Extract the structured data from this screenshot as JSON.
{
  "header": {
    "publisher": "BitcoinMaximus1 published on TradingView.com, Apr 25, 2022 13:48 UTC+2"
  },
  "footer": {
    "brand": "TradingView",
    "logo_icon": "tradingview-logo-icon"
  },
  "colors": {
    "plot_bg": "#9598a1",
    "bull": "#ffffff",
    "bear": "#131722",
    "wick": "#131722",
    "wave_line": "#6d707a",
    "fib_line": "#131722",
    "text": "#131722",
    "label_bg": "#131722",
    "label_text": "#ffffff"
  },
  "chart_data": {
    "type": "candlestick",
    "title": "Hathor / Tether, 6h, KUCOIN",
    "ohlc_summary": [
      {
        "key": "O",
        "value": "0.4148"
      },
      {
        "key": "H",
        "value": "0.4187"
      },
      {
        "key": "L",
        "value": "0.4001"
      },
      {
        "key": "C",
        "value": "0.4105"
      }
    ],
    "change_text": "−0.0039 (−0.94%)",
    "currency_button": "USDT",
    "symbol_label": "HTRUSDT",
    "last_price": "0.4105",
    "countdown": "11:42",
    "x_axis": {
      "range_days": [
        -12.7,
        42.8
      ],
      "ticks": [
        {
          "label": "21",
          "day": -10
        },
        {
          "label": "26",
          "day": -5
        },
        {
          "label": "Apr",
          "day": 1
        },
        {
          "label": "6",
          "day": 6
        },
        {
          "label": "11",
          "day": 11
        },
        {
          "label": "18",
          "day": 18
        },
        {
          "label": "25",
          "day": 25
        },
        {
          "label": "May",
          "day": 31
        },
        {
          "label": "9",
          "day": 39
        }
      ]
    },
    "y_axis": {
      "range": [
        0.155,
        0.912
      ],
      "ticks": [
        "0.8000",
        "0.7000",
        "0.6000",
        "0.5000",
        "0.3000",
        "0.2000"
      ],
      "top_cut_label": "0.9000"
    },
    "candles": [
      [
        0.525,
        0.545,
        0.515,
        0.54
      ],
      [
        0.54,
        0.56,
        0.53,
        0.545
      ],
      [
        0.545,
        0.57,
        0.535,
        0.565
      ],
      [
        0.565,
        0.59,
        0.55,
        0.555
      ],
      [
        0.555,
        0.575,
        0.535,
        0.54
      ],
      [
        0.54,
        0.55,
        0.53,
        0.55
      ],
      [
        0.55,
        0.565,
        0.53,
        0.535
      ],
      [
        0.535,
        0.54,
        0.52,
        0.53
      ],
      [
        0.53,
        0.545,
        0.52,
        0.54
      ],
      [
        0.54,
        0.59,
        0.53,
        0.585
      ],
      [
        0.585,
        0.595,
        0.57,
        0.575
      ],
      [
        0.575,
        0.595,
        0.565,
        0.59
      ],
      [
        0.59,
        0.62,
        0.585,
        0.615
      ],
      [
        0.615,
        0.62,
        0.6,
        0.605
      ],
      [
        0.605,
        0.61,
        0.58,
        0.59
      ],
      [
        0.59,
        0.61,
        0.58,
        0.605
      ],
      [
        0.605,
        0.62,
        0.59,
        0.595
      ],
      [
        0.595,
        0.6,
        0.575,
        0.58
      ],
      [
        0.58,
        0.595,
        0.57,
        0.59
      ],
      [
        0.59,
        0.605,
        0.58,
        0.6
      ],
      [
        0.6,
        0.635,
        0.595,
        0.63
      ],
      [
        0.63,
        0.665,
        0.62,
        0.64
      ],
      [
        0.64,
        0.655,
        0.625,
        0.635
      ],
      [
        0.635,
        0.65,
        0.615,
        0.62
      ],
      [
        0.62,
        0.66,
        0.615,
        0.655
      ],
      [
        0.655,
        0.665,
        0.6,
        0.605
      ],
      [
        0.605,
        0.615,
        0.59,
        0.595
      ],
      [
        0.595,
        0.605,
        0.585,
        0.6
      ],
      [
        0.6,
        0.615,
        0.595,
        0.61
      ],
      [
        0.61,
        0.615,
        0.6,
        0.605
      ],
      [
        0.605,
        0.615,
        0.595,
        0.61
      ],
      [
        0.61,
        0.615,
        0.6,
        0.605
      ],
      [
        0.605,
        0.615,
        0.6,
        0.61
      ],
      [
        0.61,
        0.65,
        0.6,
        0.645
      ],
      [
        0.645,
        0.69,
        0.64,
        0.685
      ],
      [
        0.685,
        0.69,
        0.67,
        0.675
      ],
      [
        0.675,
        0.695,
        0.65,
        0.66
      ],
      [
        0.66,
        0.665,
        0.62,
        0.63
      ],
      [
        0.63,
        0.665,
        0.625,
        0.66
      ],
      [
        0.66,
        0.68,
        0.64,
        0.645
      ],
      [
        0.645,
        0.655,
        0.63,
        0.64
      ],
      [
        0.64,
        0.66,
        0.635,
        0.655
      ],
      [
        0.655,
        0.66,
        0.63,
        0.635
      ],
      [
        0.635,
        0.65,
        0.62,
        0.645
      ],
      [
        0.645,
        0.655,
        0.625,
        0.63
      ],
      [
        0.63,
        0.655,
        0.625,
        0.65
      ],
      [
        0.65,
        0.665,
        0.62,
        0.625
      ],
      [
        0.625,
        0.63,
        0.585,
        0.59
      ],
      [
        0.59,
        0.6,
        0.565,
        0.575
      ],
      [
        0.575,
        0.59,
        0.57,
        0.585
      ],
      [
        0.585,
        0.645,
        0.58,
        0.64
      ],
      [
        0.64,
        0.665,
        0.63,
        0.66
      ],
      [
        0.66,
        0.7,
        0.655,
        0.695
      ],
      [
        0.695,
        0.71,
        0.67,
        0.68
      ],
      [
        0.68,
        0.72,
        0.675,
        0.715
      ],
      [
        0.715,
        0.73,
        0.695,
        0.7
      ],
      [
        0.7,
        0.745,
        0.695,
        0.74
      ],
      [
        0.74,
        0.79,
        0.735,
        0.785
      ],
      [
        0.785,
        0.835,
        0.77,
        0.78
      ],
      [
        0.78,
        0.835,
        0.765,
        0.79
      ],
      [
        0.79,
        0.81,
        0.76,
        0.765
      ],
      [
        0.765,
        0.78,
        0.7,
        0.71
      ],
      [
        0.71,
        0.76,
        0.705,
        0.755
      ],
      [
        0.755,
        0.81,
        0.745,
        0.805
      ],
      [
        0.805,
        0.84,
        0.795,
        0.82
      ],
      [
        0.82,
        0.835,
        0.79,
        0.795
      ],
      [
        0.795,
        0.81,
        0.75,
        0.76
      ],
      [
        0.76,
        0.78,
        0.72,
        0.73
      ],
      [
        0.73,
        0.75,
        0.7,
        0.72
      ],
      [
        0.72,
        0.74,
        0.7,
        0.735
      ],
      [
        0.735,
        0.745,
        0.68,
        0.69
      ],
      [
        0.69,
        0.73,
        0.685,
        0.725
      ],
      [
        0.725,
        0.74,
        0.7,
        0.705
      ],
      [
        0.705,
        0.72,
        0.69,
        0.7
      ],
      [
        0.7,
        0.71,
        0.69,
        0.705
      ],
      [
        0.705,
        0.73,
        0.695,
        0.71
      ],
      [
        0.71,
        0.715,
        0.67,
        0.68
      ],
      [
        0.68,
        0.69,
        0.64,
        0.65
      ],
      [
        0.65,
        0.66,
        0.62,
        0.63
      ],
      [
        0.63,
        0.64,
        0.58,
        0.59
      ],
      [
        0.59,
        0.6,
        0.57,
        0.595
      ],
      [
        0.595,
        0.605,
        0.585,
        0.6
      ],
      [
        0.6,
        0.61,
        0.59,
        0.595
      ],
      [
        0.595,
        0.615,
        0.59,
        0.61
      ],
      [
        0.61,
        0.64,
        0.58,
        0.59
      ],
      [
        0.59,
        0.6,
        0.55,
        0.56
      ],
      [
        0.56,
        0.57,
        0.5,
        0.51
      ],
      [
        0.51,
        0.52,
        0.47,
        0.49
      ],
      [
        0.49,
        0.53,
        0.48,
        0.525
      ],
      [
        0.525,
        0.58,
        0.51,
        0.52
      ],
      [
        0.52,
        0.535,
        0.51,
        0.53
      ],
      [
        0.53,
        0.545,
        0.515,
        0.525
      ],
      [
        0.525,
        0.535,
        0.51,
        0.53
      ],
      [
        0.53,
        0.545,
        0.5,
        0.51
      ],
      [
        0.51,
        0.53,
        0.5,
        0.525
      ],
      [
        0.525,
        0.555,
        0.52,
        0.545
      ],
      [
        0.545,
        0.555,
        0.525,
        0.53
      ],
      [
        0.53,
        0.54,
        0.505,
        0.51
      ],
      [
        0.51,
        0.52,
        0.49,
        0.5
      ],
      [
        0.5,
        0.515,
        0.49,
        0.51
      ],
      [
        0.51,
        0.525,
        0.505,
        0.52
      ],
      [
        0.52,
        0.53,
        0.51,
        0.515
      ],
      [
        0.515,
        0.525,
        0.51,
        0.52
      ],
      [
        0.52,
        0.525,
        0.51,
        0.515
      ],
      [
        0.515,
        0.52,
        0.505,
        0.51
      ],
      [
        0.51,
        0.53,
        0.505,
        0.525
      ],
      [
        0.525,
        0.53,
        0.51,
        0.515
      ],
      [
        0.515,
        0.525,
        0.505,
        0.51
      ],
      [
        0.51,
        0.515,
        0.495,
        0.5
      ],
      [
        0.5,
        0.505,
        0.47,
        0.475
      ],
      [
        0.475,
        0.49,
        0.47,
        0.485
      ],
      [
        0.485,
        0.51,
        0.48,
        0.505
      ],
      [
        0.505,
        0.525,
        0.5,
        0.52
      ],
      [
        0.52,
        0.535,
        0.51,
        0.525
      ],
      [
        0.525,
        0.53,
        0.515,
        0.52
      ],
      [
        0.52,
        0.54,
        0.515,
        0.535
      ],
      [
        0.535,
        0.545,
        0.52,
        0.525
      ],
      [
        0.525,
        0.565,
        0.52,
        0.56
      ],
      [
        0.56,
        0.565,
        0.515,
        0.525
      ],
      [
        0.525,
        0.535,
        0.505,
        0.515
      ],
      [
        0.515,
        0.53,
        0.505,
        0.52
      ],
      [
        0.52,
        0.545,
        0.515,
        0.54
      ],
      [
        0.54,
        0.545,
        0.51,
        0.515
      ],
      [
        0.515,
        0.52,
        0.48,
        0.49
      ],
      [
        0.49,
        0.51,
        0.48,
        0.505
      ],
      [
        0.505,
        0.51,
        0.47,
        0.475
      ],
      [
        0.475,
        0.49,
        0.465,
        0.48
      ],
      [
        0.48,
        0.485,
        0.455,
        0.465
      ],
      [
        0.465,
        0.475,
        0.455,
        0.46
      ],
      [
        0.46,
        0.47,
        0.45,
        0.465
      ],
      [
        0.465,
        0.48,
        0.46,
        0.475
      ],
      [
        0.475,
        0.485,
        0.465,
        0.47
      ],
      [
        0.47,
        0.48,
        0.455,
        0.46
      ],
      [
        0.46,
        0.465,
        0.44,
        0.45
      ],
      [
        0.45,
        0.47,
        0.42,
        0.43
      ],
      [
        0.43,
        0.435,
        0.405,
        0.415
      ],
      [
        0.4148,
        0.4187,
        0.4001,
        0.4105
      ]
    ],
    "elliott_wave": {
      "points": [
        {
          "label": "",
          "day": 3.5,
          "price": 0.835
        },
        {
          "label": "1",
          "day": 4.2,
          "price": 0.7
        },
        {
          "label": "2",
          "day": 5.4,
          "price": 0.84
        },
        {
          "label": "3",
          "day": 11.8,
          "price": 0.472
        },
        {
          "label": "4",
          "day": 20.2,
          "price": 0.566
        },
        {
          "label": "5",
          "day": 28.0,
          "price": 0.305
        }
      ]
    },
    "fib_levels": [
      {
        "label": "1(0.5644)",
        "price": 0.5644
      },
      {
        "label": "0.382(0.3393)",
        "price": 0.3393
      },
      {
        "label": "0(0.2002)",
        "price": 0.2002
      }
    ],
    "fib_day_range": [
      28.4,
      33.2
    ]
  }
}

# Goal
Among the records above, find each line holding the string "value" and pull it out.

# Final result
        "value": "0.4148"
        "value": "0.4187"
        "value": "0.4001"
        "value": "0.4105"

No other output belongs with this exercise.